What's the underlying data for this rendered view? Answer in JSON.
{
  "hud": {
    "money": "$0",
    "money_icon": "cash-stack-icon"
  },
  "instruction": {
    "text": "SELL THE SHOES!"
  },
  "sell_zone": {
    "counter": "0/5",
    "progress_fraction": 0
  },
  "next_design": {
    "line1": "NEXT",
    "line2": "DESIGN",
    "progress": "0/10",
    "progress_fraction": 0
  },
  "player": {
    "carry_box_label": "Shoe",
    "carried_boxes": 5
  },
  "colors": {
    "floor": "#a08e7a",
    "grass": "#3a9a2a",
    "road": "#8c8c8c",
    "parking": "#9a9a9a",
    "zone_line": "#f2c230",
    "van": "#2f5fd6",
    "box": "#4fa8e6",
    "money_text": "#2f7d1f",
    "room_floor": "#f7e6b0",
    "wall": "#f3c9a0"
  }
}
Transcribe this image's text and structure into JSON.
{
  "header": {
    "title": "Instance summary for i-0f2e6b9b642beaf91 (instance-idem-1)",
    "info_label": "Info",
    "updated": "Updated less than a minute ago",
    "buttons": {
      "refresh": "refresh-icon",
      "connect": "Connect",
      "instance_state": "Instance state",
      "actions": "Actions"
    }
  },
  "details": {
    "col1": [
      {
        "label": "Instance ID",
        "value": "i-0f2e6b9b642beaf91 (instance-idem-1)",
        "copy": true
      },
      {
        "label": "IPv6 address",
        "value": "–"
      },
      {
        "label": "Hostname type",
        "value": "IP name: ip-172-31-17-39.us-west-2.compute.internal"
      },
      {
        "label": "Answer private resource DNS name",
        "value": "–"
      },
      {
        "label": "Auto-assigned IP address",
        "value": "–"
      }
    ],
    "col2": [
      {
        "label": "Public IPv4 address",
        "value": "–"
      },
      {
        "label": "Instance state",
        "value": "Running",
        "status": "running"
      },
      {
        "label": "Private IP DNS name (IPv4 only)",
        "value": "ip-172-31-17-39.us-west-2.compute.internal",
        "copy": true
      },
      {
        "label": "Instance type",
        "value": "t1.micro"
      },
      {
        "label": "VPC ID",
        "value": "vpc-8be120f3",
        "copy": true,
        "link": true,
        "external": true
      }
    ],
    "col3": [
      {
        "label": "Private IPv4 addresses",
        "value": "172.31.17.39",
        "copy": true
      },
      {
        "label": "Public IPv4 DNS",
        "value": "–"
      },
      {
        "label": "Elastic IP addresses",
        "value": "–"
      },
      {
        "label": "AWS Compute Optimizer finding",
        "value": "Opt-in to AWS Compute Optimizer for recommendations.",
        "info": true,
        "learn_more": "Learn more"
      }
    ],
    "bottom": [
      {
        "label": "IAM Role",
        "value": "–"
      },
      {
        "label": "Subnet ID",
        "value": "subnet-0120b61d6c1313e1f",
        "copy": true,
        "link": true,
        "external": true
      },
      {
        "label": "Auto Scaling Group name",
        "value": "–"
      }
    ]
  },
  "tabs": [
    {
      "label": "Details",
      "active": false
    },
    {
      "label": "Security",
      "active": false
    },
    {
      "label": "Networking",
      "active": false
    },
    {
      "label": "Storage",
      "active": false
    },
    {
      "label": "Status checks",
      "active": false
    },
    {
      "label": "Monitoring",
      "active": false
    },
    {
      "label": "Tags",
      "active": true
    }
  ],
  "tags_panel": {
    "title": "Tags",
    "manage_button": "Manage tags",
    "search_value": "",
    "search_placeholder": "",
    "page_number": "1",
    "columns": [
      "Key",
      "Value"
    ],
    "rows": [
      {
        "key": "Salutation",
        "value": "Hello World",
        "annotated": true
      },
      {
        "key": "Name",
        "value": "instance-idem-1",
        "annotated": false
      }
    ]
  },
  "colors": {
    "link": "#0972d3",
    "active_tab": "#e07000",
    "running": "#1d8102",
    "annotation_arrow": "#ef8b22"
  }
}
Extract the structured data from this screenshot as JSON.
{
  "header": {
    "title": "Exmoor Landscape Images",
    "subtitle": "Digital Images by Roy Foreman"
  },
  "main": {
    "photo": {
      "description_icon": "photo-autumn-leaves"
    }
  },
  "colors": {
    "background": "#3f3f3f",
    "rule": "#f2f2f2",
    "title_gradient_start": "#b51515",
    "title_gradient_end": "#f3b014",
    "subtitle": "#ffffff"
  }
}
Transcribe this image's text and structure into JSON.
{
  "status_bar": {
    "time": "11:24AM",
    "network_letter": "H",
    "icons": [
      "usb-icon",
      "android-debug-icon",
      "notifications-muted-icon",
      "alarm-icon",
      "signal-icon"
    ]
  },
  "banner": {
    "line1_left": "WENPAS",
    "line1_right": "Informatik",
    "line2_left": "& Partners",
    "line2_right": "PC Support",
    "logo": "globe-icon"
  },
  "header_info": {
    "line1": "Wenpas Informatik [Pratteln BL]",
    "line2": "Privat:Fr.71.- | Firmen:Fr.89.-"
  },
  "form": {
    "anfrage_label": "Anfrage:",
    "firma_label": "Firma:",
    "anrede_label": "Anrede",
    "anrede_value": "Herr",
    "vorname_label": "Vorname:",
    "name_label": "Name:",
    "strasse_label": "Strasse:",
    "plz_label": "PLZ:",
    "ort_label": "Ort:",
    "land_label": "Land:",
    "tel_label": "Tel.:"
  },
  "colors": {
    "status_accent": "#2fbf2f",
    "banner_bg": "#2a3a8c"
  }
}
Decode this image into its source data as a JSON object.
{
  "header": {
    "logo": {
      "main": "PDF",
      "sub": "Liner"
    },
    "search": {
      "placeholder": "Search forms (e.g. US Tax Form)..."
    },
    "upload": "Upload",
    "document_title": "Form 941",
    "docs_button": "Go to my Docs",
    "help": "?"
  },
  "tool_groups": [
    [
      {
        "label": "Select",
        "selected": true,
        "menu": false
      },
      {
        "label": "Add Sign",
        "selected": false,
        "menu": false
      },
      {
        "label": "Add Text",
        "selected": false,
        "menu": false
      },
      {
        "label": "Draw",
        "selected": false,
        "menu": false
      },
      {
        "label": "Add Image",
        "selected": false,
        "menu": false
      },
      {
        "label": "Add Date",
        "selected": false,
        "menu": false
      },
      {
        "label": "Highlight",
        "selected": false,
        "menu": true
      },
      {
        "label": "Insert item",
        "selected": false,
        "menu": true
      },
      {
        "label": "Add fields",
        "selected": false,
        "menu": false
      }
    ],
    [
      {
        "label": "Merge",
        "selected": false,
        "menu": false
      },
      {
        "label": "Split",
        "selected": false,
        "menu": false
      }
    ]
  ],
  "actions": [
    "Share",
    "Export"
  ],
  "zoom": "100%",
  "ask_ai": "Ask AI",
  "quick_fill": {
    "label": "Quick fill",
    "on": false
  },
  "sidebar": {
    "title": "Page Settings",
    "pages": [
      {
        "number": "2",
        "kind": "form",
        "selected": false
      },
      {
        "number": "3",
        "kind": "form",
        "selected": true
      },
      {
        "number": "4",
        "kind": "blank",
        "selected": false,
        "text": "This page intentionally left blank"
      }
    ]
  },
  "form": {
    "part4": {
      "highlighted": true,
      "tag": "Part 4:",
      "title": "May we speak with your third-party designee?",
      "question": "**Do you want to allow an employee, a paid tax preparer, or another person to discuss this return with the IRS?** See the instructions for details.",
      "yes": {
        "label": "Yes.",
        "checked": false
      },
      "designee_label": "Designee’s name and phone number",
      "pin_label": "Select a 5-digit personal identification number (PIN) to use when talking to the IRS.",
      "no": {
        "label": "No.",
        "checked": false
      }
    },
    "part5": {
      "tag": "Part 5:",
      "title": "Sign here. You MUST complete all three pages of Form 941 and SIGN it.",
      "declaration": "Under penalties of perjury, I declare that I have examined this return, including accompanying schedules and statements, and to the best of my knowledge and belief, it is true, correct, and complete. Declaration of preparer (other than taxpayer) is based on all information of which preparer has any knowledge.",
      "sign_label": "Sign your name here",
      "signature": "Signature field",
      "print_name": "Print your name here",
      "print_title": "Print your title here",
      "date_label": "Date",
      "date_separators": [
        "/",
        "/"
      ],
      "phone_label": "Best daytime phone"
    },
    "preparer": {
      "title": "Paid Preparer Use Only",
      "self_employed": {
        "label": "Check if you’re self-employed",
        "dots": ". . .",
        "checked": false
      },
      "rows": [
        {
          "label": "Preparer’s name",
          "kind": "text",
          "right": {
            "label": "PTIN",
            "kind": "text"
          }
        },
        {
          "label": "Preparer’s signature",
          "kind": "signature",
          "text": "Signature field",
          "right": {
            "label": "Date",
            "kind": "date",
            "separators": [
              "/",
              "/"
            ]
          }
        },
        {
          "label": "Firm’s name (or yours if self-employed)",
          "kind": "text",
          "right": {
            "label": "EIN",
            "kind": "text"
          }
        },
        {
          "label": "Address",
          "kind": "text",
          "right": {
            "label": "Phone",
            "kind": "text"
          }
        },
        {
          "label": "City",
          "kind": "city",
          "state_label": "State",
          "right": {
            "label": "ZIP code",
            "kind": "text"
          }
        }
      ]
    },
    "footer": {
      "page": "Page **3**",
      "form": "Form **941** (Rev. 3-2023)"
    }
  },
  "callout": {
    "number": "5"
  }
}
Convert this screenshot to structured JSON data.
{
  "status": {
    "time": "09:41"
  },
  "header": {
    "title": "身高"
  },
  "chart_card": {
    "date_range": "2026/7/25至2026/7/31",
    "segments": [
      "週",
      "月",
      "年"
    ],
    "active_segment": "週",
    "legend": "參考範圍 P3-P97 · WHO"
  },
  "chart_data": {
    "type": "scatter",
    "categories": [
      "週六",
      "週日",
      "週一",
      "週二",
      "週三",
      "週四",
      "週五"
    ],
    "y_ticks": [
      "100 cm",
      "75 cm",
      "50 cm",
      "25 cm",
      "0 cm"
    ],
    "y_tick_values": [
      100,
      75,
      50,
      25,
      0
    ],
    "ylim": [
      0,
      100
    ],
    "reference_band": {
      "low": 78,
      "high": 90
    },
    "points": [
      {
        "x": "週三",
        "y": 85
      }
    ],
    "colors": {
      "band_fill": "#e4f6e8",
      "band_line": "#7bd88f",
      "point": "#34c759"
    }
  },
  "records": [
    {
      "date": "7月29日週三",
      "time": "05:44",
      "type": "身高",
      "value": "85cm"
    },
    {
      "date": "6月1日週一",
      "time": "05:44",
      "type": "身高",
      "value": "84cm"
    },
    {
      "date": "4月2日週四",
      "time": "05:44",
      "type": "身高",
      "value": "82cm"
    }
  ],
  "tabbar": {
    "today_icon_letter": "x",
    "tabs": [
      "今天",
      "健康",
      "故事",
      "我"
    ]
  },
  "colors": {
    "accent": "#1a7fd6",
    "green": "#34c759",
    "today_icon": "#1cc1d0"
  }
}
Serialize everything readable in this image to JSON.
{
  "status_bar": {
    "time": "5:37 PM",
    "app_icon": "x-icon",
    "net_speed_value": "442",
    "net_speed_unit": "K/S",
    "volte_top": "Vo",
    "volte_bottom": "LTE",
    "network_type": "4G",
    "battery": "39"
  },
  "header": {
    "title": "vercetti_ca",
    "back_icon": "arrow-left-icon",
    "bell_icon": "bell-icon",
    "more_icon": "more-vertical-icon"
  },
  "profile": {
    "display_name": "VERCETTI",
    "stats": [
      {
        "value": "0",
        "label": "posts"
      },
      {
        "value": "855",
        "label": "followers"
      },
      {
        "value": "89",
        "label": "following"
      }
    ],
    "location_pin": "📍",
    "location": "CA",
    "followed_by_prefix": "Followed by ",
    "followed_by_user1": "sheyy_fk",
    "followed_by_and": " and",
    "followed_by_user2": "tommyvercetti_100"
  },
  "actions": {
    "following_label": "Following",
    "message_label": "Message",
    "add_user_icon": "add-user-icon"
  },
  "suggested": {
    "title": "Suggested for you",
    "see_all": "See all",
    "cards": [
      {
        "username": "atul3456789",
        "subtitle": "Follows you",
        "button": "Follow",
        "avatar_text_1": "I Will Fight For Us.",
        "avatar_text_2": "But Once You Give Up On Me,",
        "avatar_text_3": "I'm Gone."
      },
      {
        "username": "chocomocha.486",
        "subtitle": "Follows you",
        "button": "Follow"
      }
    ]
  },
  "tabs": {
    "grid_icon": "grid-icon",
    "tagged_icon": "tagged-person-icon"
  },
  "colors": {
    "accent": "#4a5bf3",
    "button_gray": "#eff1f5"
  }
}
§ §
#### [Exercise goal]
From the data, pick out every line that includes "pages".

#### [Result for this exercise]
    "pages": [
      "title": "Sign here. You MUST complete all three pages of Form 941 and SIGN it.",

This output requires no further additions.